▶ Work to be completed
Transcribe each entry below exactly. Pictures do not go in the copy.

▶ Data extract
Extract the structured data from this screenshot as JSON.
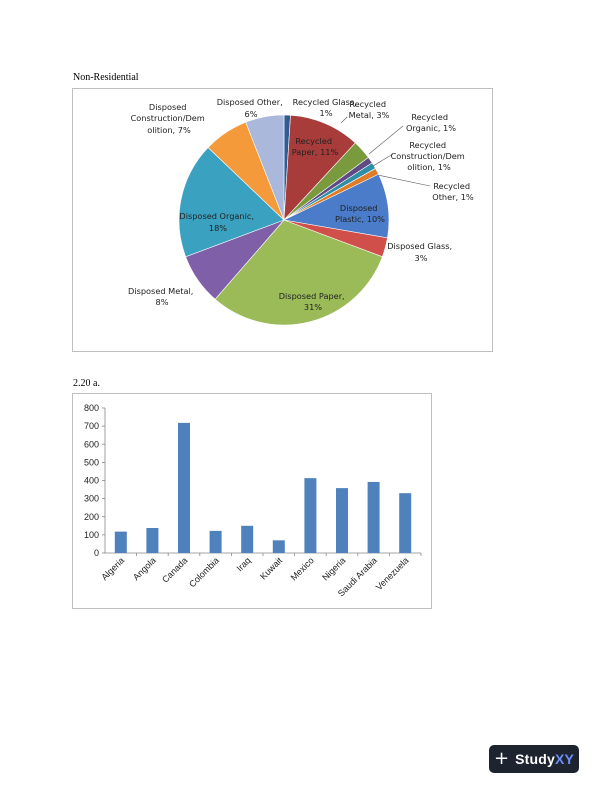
{
  "page": {
    "caption_pie": "Non-Residential",
    "caption_bar": "2.20 a."
  },
  "brand": {
    "plus_glyph": "+",
    "name_part1": "Study",
    "name_part2": "XY",
    "bg_color": "#1d2430",
    "accent_color": "#6c8ef5"
  },
  "chart_data": [
    {
      "type": "pie",
      "slices": [
        {
          "label": "Recycled Glass, 1%",
          "value": 1,
          "color": "#2e5c94"
        },
        {
          "label": "Recycled Paper, 11%",
          "value": 11,
          "color": "#a83c3a"
        },
        {
          "label": "Recycled Metal, 3%",
          "value": 3,
          "color": "#7a9a3e"
        },
        {
          "label": "Recycled Organic, 1%",
          "value": 1,
          "color": "#5f4a86"
        },
        {
          "label": "Recycled Construction/Demolition, 1%",
          "value": 1,
          "color": "#2f8fa6"
        },
        {
          "label": "Recycled Other, 1%",
          "value": 1,
          "color": "#e07b27"
        },
        {
          "label": "Disposed Plastic, 10%",
          "value": 10,
          "color": "#4a7cc9"
        },
        {
          "label": "Disposed Glass, 3%",
          "value": 3,
          "color": "#d04f4a"
        },
        {
          "label": "Disposed Paper, 31%",
          "value": 31,
          "color": "#9bbb59"
        },
        {
          "label": "Disposed Metal, 8%",
          "value": 8,
          "color": "#7f60a8"
        },
        {
          "label": "Disposed Organic, 18%",
          "value": 18,
          "color": "#3aa1c0"
        },
        {
          "label": "Disposed Construction/Demolition, 7%",
          "value": 7,
          "color": "#f59a3a"
        },
        {
          "label": "Disposed Other, 6%",
          "value": 6,
          "color": "#aab8dc"
        }
      ],
      "labels": {
        "recycled_glass": [
          "Recycled Glass,",
          "1%"
        ],
        "recycled_metal": [
          "Recycled",
          "Metal, 3%"
        ],
        "recycled_organic": [
          "Recycled",
          "Organic, 1%"
        ],
        "recycled_construction": [
          "Recycled",
          "Construction/Dem",
          "olition, 1%"
        ],
        "recycled_other": [
          "Recycled",
          "Other, 1%"
        ],
        "recycled_paper": [
          "Recycled",
          "Paper, 11%"
        ],
        "disposed_plastic": [
          "Disposed",
          "Plastic, 10%"
        ],
        "disposed_glass": [
          "Disposed Glass,",
          "3%"
        ],
        "disposed_paper": [
          "Disposed Paper,",
          "31%"
        ],
        "disposed_metal": [
          "Disposed Metal,",
          "8%"
        ],
        "disposed_organic": [
          "Disposed Organic,",
          "18%"
        ],
        "disposed_construction": [
          "Disposed",
          "Construction/Dem",
          "olition, 7%"
        ],
        "disposed_other": [
          "Disposed Other,",
          "6%"
        ]
      }
    },
    {
      "type": "bar",
      "categories": [
        "Algeria",
        "Angola",
        "Canada",
        "Colombia",
        "Iraq",
        "Kuwait",
        "Mexico",
        "Nigeria",
        "Saudi Arabia",
        "Venezuela"
      ],
      "values": [
        118,
        138,
        718,
        122,
        150,
        70,
        413,
        358,
        392,
        330
      ],
      "ylim": [
        0,
        800
      ],
      "yticks": [
        "0",
        "100",
        "200",
        "300",
        "400",
        "500",
        "600",
        "700",
        "800"
      ],
      "bar_color": "#4f81bd",
      "grid": false
    }
  ]
}
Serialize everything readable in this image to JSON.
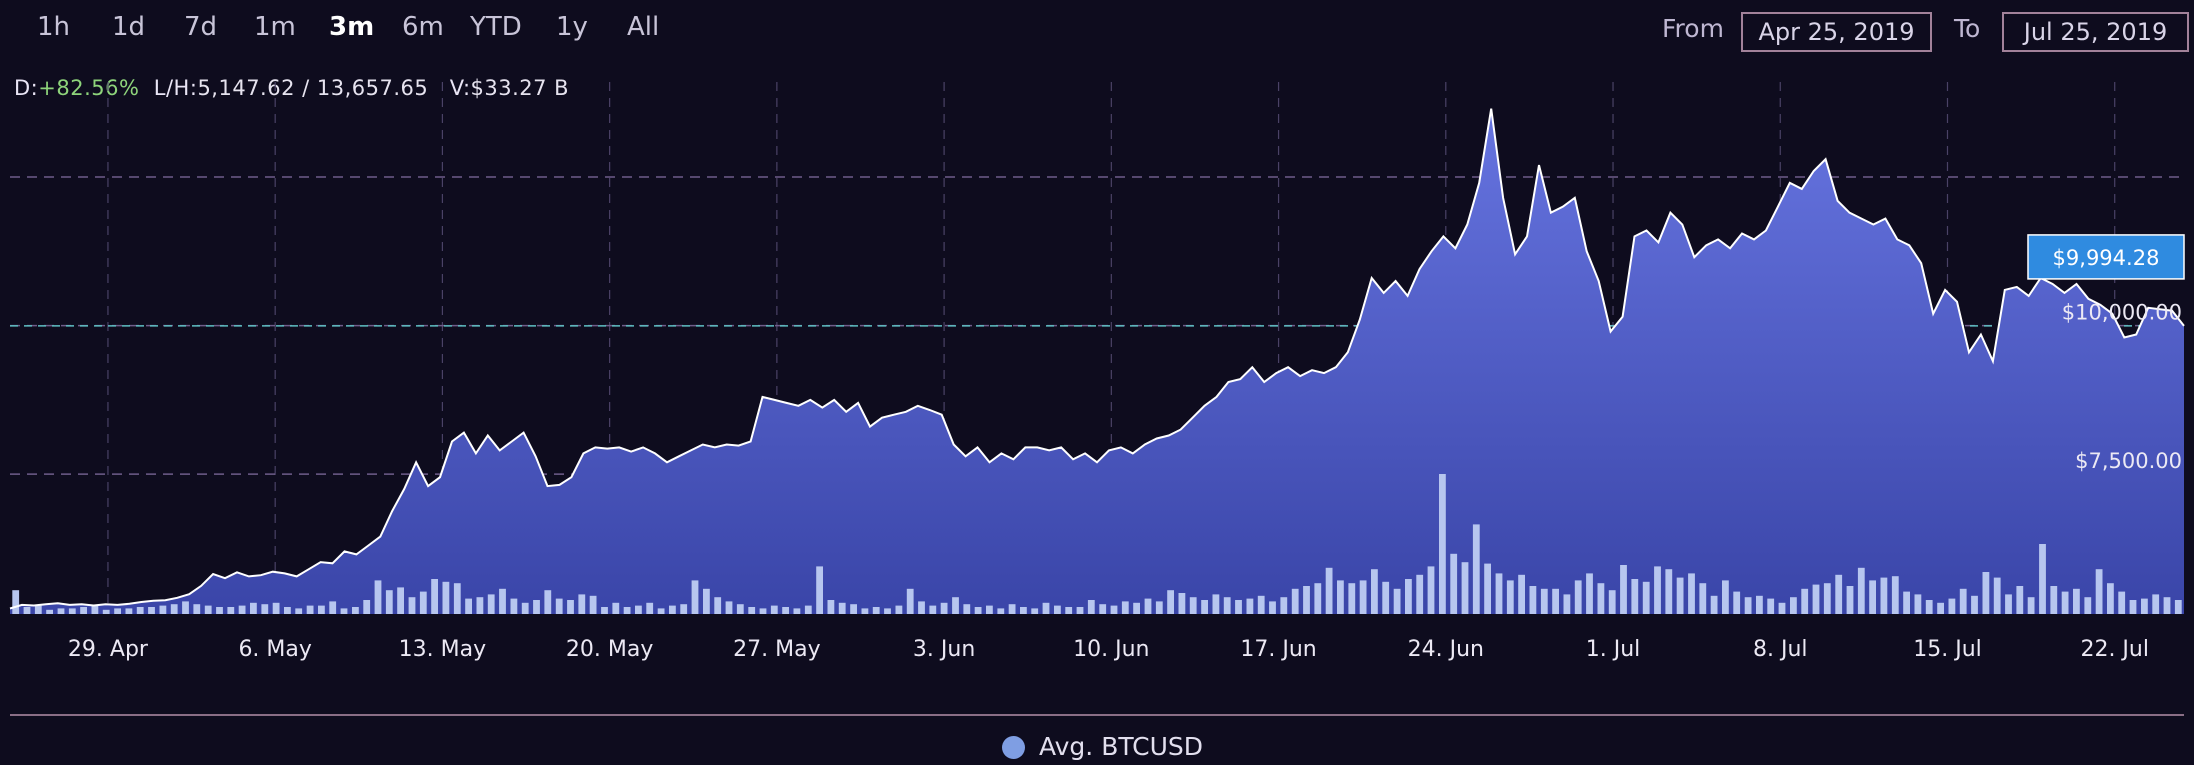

▶ In response
Extract the structured data from this screenshot as JSON.
{
  "page": {
    "caption_pie": "Non-Residential",
    "caption_bar": "2.20 a."
  },
  "brand": {
    "plus_glyph": "+",
    "name_part1": "Study",
    "name_part2": "XY",
    "bg_color": "#1d2430",
    "accent_color": "#6c8ef5"
  },
  "chart_data": [
    {
      "type": "pie",
      "slices": [
        {
          "label": "Recycled Glass, 1%",
          "value": 1,
          "color": "#2e5c94"
        },
        {
          "label": "Recycled Paper, 11%",
          "value": 11,
          "color": "#a83c3a"
        },
        {
          "label": "Recycled Metal, 3%",
          "value": 3,
          "color": "#7a9a3e"
        },
        {
          "label": "Recycled Organic, 1%",
          "value": 1,
          "color": "#5f4a86"
        },
        {
          "label": "Recycled Construction/Demolition, 1%",
          "value": 1,
          "color": "#2f8fa6"
        },
        {
          "label": "Recycled Other, 1%",
          "value": 1,
          "color": "#e07b27"
        },
        {
          "label": "Disposed Plastic, 10%",
          "value": 10,
          "color": "#4a7cc9"
        },
        {
          "label": "Disposed Glass, 3%",
          "value": 3,
          "color": "#d04f4a"
        },
        {
          "label": "Disposed Paper, 31%",
          "value": 31,
          "color": "#9bbb59"
        },
        {
          "label": "Disposed Metal, 8%",
          "value": 8,
          "color": "#7f60a8"
        },
        {
          "label": "Disposed Organic, 18%",
          "value": 18,
          "color": "#3aa1c0"
        },
        {
          "label": "Disposed Construction/Demolition, 7%",
          "value": 7,
          "color": "#f59a3a"
        },
        {
          "label": "Disposed Other, 6%",
          "value": 6,
          "color": "#aab8dc"
        }
      ],
      "labels": {
        "recycled_glass": [
          "Recycled Glass,",
          "1%"
        ],
        "recycled_metal": [
          "Recycled",
          "Metal, 3%"
        ],
        "recycled_organic": [
          "Recycled",
          "Organic, 1%"
        ],
        "recycled_construction": [
          "Recycled",
          "Construction/Dem",
          "olition, 1%"
        ],
        "recycled_other": [
          "Recycled",
          "Other, 1%"
        ],
        "recycled_paper": [
          "Recycled",
          "Paper, 11%"
        ],
        "disposed_plastic": [
          "Disposed",
          "Plastic, 10%"
        ],
        "disposed_glass": [
          "Disposed Glass,",
          "3%"
        ],
        "disposed_paper": [
          "Disposed Paper,",
          "31%"
        ],
        "disposed_metal": [
          "Disposed Metal,",
          "8%"
        ],
        "disposed_organic": [
          "Disposed Organic,",
          "18%"
        ],
        "disposed_construction": [
          "Disposed",
          "Construction/Dem",
          "olition, 7%"
        ],
        "disposed_other": [
          "Disposed Other,",
          "6%"
        ]
      }
    },
    {
      "type": "bar",
      "categories": [
        "Algeria",
        "Angola",
        "Canada",
        "Colombia",
        "Iraq",
        "Kuwait",
        "Mexico",
        "Nigeria",
        "Saudi Arabia",
        "Venezuela"
      ],
      "values": [
        118,
        138,
        718,
        122,
        150,
        70,
        413,
        358,
        392,
        330
      ],
      "ylim": [
        0,
        800
      ],
      "yticks": [
        "0",
        "100",
        "200",
        "300",
        "400",
        "500",
        "600",
        "700",
        "800"
      ],
      "bar_color": "#4f81bd",
      "grid": false
    }
  ]
}
Serialize everything readable in this image to JSON.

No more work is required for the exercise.